## [Given instruction]
Your task is to write out the lines from the line containing "Enumerate this screenshot's" through the last line of the material, exactly.

□ □ □ □ □

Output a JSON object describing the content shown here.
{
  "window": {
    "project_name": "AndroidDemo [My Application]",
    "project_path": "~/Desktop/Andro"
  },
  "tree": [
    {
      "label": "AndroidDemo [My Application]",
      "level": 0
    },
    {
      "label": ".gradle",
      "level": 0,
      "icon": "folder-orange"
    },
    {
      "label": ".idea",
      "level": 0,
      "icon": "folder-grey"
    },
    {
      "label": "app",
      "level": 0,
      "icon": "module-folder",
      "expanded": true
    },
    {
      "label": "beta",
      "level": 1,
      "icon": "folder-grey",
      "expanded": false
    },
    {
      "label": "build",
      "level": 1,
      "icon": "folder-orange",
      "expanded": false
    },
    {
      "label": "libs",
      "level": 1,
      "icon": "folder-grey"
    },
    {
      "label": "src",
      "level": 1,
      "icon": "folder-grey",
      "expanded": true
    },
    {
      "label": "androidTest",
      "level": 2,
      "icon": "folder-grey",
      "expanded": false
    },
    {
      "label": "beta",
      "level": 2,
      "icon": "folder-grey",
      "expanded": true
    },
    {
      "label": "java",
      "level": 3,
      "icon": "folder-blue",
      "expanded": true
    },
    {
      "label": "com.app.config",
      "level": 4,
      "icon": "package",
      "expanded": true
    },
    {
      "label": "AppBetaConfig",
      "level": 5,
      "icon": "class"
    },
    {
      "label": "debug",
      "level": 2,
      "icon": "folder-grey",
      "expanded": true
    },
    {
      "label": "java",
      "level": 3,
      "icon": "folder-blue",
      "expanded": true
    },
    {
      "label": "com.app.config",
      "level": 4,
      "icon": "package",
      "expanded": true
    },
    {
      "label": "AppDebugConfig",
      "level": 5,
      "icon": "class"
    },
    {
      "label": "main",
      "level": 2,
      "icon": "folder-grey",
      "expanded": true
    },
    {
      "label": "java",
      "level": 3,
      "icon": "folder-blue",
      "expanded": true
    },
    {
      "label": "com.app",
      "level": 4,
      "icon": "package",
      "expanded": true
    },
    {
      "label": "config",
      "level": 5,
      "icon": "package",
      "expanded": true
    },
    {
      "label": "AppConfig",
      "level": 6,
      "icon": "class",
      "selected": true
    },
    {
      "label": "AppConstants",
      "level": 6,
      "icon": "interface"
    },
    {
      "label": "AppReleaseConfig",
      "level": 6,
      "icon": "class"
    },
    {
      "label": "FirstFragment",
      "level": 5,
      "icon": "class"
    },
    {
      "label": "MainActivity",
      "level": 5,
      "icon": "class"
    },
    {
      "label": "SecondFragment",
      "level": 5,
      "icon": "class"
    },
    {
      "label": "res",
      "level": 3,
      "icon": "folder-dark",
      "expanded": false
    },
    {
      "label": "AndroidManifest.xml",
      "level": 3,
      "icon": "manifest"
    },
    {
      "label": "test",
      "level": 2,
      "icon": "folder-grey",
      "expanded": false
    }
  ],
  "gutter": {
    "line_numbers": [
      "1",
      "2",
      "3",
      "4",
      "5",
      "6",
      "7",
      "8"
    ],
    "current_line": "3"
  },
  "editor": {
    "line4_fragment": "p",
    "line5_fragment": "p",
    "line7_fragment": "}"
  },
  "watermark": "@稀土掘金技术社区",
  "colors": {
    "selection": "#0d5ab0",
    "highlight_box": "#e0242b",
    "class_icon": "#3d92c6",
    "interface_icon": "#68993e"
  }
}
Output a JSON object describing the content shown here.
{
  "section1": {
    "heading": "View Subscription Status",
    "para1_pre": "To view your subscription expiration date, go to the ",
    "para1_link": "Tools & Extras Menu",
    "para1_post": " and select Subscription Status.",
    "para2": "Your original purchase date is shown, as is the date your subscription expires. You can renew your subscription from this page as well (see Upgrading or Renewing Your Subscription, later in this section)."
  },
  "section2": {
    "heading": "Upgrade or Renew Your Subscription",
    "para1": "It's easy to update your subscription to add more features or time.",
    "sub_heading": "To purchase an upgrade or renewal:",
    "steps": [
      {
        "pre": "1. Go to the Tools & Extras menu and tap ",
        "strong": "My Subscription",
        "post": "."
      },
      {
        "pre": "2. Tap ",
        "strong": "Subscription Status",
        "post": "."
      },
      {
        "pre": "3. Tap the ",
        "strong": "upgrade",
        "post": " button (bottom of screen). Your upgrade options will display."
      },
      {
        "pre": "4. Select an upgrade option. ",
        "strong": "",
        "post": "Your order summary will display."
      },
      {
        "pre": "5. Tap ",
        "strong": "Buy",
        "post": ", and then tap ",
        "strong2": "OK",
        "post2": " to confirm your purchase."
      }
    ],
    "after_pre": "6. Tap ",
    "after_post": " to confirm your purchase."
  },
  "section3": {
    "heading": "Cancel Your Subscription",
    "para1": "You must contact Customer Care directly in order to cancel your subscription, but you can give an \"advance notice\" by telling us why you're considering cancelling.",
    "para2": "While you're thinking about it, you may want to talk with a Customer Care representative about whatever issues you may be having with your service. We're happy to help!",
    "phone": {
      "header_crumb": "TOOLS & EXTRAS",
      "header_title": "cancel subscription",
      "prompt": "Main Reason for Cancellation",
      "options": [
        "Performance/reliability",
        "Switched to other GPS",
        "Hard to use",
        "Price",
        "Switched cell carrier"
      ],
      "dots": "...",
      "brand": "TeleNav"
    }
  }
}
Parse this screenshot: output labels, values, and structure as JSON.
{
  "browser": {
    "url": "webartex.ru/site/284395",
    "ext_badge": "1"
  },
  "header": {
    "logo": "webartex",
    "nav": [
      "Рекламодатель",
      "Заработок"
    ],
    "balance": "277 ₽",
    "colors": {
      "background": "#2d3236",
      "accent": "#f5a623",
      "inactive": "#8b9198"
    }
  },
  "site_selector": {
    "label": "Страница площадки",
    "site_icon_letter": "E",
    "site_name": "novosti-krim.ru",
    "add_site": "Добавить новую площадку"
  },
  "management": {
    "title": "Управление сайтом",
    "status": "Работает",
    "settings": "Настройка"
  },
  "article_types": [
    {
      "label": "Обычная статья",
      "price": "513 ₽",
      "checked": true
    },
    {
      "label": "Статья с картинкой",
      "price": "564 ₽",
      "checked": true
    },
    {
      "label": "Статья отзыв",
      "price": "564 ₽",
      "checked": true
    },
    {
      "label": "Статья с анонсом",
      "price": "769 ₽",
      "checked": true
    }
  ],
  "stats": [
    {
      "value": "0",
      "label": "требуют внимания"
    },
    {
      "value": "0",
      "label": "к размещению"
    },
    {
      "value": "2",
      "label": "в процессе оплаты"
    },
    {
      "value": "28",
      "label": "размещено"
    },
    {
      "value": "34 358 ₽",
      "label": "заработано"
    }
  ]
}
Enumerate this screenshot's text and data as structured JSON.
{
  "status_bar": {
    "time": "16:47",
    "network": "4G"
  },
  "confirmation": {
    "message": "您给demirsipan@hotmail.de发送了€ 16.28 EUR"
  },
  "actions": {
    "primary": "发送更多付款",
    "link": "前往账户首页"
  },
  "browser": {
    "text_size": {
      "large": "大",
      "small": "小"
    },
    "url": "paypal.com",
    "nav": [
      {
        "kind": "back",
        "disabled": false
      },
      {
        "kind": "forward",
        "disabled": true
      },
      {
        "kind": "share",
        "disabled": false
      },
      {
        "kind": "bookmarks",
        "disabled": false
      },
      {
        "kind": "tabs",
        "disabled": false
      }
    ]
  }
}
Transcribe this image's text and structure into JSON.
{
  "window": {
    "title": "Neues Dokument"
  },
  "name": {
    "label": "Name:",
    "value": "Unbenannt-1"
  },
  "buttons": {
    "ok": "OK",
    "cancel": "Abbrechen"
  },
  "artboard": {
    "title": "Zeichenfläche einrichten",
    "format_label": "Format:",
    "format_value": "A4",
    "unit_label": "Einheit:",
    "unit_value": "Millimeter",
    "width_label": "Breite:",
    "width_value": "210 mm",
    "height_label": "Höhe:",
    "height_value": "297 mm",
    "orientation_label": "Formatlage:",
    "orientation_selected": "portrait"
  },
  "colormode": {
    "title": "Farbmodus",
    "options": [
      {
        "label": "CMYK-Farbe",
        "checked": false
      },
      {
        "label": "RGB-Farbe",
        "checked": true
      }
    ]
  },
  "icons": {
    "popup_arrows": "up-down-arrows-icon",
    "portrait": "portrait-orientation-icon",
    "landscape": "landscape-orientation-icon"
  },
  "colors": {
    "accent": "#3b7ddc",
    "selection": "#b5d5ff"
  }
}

□ □ □ □ □

## [Output below]
Enumerate this screenshot's text and data as structured JSON.
{
  "status_bar": {
    "time": "16:47",
    "network": "4G"
  },
  "confirmation": {
    "message": "您给demirsipan@hotmail.de发送了€ 16.28 EUR"
  },
  "actions": {
    "primary": "发送更多付款",
    "link": "前往账户首页"
  },
  "browser": {
    "text_size": {
      "large": "大",
      "small": "小"
    },
    "url": "paypal.com",
    "nav": [
      {
        "kind": "back",
        "disabled": false
      },
      {
        "kind": "forward",
        "disabled": true
      },
      {
        "kind": "share",
        "disabled": false
      },
      {
        "kind": "bookmarks",
        "disabled": false
      },
      {
        "kind": "tabs",
        "disabled": false
      }
    ]
  }
}
Transcribe this image's text and structure into JSON.
{
  "window": {
    "title": "Neues Dokument"
  },
  "name": {
    "label": "Name:",
    "value": "Unbenannt-1"
  },
  "buttons": {
    "ok": "OK",
    "cancel": "Abbrechen"
  },
  "artboard": {
    "title": "Zeichenfläche einrichten",
    "format_label": "Format:",
    "format_value": "A4",
    "unit_label": "Einheit:",
    "unit_value": "Millimeter",
    "width_label": "Breite:",
    "width_value": "210 mm",
    "height_label": "Höhe:",
    "height_value": "297 mm",
    "orientation_label": "Formatlage:",
    "orientation_selected": "portrait"
  },
  "colormode": {
    "title": "Farbmodus",
    "options": [
      {
        "label": "CMYK-Farbe",
        "checked": false
      },
      {
        "label": "RGB-Farbe",
        "checked": true
      }
    ]
  },
  "icons": {
    "popup_arrows": "up-down-arrows-icon",
    "portrait": "portrait-orientation-icon",
    "landscape": "landscape-orientation-icon"
  },
  "colors": {
    "accent": "#3b7ddc",
    "selection": "#b5d5ff"
  }
}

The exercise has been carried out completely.